— START —
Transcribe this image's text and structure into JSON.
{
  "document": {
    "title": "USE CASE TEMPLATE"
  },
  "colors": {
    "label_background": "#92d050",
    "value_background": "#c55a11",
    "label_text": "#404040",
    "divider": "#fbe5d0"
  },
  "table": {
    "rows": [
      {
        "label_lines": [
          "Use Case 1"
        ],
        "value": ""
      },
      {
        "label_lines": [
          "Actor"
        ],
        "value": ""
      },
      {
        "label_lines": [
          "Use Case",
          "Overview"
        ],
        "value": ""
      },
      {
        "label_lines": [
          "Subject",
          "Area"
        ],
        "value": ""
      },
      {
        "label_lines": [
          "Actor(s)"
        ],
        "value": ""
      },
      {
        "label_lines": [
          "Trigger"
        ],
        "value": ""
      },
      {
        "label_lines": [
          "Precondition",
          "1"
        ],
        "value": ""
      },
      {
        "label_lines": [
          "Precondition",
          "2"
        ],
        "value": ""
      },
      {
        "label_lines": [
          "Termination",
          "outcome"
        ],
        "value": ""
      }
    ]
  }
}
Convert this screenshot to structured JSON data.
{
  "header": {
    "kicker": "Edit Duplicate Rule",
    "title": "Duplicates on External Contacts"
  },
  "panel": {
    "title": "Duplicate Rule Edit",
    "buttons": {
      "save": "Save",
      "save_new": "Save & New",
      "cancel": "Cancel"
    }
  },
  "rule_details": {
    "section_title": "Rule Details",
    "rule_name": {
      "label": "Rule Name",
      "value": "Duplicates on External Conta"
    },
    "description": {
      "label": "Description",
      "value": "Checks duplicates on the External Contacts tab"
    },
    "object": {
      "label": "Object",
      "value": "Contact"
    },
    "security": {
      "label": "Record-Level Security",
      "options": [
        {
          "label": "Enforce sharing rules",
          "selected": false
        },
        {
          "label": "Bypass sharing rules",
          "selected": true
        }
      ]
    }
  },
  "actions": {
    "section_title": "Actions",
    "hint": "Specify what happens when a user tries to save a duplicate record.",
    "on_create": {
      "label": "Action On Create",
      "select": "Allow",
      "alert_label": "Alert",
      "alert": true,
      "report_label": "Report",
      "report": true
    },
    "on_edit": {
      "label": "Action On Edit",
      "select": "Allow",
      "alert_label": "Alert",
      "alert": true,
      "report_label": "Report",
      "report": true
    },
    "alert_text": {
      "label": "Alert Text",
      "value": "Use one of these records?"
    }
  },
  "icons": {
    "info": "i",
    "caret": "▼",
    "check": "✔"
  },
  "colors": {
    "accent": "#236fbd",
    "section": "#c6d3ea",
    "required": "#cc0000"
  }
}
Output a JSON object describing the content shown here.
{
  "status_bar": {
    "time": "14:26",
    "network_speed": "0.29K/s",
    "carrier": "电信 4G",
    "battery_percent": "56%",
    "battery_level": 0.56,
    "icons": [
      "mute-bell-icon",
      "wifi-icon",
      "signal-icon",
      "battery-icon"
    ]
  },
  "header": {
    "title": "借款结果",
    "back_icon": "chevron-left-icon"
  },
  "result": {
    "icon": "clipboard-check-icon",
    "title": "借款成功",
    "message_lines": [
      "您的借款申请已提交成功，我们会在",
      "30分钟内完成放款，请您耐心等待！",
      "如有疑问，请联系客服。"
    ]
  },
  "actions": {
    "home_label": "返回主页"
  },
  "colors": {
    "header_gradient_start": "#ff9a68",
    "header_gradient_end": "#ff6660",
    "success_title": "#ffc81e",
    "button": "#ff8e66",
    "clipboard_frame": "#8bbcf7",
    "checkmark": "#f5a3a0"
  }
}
— END —
> **WRITTEN TASK**:
Track down all lines above with the string "Contacts" and copy them.

> **CORRECT OUTPUT**:
    "title": "Duplicates on External Contacts"
      "value": "Checks duplicates on the External Contacts tab"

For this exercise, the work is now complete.